* **What you are asked to do**:
Retype the data that follows line by line, exactly, and leave its pictures out.

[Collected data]
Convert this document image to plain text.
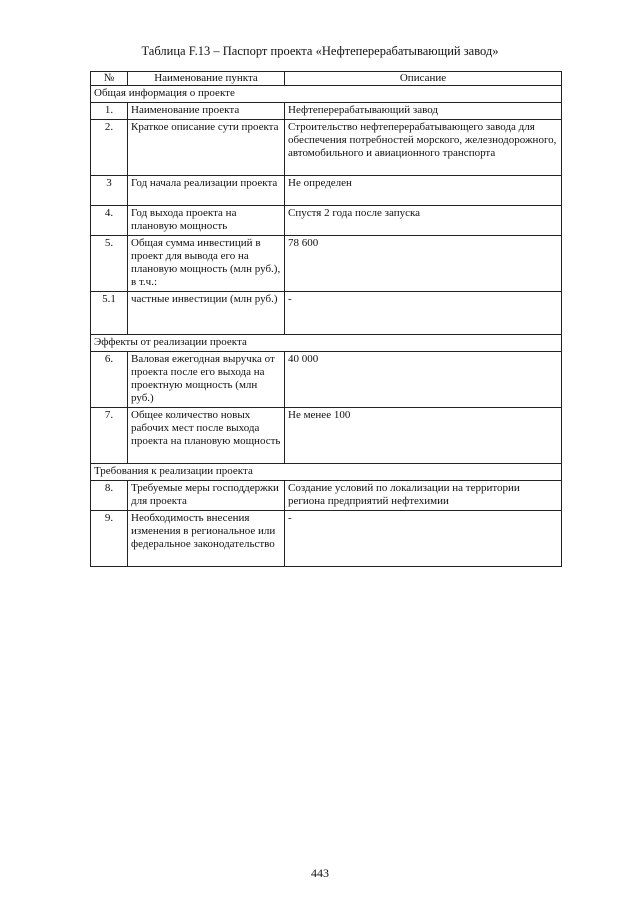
Таблица F.13 – Паспорт проекта «Нефтеперерабатывающий завод»
№	Наименование пункта	Описание
Общая информация о проекте		
1.	Наименование проекта	Нефтеперерабатывающий завод
2.	Краткое описание сути проекта	Строительство нефтеперерабатывающего завода для обеспечения потребностей морского, железнодорожного, автомобильного и авиационного транспорта
3	Год начала реализации проекта	Не определен
4.	Год выхода проекта на плановую мощность	Спустя 2 года после запуска
5.	Общая сумма инвестиций в проект для вывода его на плановую мощность (млн руб.), в т.ч.:	78 600
5.1	частные инвестиции (млн руб.)	-
Эффекты от реализации проекта		
6.	Валовая ежегодная выручка от проекта после его выхода на проектную мощность (млн руб.)	40 000
7.	Общее количество новых рабочих мест после выхода проекта на плановую мощность	Не менее 100
Требования к реализации проекта		
8.	Требуемые меры господдержки для проекта	Создание условий по локализации на территории региона предприятий нефтехимии
9.	Необходимость внесения изменения в региональное или федеральное законодательство	-
443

* **Output for this exercise**:
Convert this document image to plain text.
Таблица F.13 – Паспорт проекта «Нефтеперерабатывающий завод»
№	Наименование пункта	Описание
Общая информация о проекте		
1.	Наименование проекта	Нефтеперерабатывающий завод
2.	Краткое описание сути проекта	Строительство нефтеперерабатывающего завода для обеспечения потребностей морского, железнодорожного, автомобильного и авиационного транспорта
3	Год начала реализации проекта	Не определен
4.	Год выхода проекта на плановую мощность	Спустя 2 года после запуска
5.	Общая сумма инвестиций в проект для вывода его на плановую мощность (млн руб.), в т.ч.:	78 600
5.1	частные инвестиции (млн руб.)	-
Эффекты от реализации проекта		
6.	Валовая ежегодная выручка от проекта после его выхода на проектную мощность (млн руб.)	40 000
7.	Общее количество новых рабочих мест после выхода проекта на плановую мощность	Не менее 100
Требования к реализации проекта		
8.	Требуемые меры господдержки для проекта	Создание условий по локализации на территории региона предприятий нефтехимии
9.	Необходимость внесения изменения в региональное или федеральное законодательство	-
443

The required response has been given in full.